start Extracted material

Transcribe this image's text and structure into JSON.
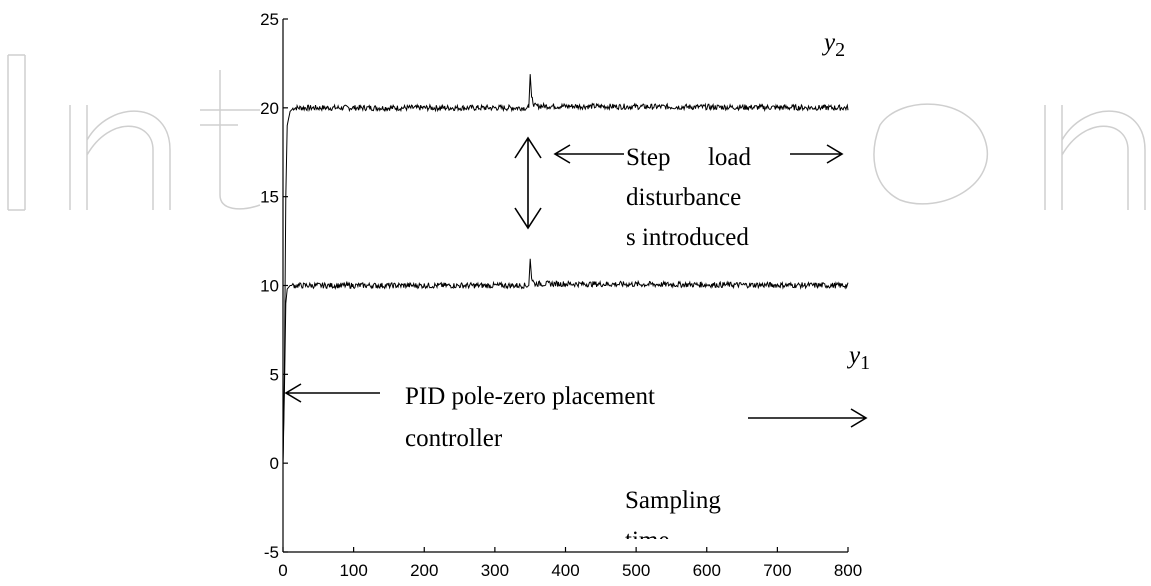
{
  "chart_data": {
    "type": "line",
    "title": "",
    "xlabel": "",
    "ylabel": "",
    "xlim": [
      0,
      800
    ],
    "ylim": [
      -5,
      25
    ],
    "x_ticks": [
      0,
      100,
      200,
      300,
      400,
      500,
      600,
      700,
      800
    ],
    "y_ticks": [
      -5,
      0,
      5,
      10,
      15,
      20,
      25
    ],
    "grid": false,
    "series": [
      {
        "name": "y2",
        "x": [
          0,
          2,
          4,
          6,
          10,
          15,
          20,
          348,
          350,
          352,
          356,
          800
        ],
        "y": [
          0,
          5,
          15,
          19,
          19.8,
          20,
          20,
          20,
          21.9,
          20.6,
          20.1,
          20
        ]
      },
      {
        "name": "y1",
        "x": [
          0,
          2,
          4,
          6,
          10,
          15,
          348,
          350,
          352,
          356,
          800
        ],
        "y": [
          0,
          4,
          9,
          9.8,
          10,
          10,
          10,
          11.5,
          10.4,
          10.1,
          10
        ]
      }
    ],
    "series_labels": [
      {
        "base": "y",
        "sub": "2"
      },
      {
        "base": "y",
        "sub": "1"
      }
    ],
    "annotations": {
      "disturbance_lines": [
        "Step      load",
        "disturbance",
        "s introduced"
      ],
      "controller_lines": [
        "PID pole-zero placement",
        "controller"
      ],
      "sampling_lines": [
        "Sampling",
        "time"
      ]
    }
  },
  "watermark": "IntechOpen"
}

end Extracted material

## Your objective
Repeat the material exactly as it reads, without any of its pictures.

## Solution for this exercise
Transcribe this image's text and structure into JSON.
{
  "chart_data": {
    "type": "line",
    "title": "",
    "xlabel": "",
    "ylabel": "",
    "xlim": [
      0,
      800
    ],
    "ylim": [
      -5,
      25
    ],
    "x_ticks": [
      0,
      100,
      200,
      300,
      400,
      500,
      600,
      700,
      800
    ],
    "y_ticks": [
      -5,
      0,
      5,
      10,
      15,
      20,
      25
    ],
    "grid": false,
    "series": [
      {
        "name": "y2",
        "x": [
          0,
          2,
          4,
          6,
          10,
          15,
          20,
          348,
          350,
          352,
          356,
          800
        ],
        "y": [
          0,
          5,
          15,
          19,
          19.8,
          20,
          20,
          20,
          21.9,
          20.6,
          20.1,
          20
        ]
      },
      {
        "name": "y1",
        "x": [
          0,
          2,
          4,
          6,
          10,
          15,
          348,
          350,
          352,
          356,
          800
        ],
        "y": [
          0,
          4,
          9,
          9.8,
          10,
          10,
          10,
          11.5,
          10.4,
          10.1,
          10
        ]
      }
    ],
    "series_labels": [
      {
        "base": "y",
        "sub": "2"
      },
      {
        "base": "y",
        "sub": "1"
      }
    ],
    "annotations": {
      "disturbance_lines": [
        "Step      load",
        "disturbance",
        "s introduced"
      ],
      "controller_lines": [
        "PID pole-zero placement",
        "controller"
      ],
      "sampling_lines": [
        "Sampling",
        "time"
      ]
    }
  },
  "watermark": "IntechOpen"
}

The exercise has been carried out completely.